_EXERCISE:_
Repeat the rows from the beginning through the line that contains "top-bar: Shazad Badili", with both ends included.

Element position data
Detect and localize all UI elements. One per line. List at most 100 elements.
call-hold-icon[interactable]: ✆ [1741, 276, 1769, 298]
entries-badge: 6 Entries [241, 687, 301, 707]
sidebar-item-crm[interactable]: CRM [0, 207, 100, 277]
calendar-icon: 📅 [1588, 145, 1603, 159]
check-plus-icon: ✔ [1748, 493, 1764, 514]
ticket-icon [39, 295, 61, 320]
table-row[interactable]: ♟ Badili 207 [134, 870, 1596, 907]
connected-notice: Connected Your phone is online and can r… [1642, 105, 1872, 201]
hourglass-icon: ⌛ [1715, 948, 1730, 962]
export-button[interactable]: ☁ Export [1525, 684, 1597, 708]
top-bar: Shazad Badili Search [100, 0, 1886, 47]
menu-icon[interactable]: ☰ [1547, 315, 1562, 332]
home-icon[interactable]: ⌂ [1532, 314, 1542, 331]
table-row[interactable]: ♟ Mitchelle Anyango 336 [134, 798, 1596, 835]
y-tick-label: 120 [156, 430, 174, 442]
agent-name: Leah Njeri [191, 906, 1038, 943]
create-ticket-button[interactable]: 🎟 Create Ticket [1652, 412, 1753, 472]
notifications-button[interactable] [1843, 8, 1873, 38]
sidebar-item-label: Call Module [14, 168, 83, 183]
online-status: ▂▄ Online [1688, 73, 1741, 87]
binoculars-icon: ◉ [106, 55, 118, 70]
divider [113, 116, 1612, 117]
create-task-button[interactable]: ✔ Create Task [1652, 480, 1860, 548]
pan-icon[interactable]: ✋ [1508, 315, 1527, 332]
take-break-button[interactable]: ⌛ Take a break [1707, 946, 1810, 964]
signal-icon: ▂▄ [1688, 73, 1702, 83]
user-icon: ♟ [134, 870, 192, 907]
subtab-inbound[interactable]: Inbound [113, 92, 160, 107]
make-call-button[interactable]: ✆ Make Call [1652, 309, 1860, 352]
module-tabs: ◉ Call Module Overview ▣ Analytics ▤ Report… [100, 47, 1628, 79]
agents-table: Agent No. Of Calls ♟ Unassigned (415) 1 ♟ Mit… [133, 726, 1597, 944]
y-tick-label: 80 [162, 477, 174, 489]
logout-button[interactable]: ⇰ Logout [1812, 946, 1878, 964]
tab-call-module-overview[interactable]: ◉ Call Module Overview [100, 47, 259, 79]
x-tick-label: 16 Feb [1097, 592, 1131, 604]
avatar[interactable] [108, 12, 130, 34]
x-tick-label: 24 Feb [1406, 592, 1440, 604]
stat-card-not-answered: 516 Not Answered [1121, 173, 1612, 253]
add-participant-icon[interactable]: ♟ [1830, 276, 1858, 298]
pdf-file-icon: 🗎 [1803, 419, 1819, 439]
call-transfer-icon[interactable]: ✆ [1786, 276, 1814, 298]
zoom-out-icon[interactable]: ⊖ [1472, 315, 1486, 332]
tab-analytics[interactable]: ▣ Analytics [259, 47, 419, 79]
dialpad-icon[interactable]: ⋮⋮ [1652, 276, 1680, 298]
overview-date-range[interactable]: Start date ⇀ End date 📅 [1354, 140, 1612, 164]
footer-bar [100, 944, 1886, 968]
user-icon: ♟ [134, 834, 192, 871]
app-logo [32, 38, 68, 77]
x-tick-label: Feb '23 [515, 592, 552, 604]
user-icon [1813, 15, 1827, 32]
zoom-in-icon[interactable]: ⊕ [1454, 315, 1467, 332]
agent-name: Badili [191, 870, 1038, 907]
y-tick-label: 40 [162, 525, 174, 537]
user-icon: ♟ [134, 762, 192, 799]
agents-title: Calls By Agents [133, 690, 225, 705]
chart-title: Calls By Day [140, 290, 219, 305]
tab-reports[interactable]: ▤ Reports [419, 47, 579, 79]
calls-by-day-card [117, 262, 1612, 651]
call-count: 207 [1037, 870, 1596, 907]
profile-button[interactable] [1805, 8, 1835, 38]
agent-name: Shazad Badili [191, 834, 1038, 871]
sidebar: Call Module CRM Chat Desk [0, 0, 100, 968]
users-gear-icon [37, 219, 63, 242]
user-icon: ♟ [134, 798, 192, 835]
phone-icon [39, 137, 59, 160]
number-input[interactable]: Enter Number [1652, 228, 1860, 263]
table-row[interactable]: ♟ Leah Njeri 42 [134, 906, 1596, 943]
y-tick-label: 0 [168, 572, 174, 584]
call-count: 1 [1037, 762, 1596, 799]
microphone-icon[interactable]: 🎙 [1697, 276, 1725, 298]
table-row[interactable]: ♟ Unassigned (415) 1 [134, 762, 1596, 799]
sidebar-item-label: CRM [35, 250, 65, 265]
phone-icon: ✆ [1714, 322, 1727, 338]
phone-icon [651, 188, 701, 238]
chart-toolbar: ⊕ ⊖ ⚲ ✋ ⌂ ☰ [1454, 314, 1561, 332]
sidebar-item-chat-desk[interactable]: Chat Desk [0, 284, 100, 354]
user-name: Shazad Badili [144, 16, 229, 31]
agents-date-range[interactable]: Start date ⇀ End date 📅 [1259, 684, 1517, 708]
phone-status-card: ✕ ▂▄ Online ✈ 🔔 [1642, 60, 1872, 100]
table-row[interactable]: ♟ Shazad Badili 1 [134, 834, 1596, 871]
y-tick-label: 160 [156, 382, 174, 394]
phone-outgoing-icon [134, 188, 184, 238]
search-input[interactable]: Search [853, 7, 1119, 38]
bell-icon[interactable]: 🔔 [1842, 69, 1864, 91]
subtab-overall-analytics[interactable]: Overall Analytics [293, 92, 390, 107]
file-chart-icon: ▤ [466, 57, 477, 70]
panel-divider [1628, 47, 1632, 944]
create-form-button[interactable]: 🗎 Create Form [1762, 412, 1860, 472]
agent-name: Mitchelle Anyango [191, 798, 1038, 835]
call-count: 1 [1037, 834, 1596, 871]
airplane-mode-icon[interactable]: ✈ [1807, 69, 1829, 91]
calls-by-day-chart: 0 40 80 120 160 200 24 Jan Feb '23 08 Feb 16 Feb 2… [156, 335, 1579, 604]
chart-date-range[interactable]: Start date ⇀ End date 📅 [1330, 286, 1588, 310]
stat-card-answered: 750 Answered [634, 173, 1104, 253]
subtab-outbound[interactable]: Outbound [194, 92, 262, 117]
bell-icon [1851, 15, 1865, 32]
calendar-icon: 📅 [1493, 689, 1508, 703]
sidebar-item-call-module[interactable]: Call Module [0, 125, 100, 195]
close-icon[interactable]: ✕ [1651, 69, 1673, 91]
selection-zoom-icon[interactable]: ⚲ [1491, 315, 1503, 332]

_PROBLEM SOLUTION:_
Detect and localize all UI elements. One per line. List at most 100 elements.
call-hold-icon[interactable]: ✆ [1741, 276, 1769, 298]
entries-badge: 6 Entries [241, 687, 301, 707]
sidebar-item-crm[interactable]: CRM [0, 207, 100, 277]
calendar-icon: 📅 [1588, 145, 1603, 159]
check-plus-icon: ✔ [1748, 493, 1764, 514]
ticket-icon [39, 295, 61, 320]
table-row[interactable]: ♟ Badili 207 [134, 870, 1596, 907]
connected-notice: Connected Your phone is online and can r… [1642, 105, 1872, 201]
hourglass-icon: ⌛ [1715, 948, 1730, 962]
export-button[interactable]: ☁ Export [1525, 684, 1597, 708]
top-bar: Shazad Badili Search [100, 0, 1886, 47]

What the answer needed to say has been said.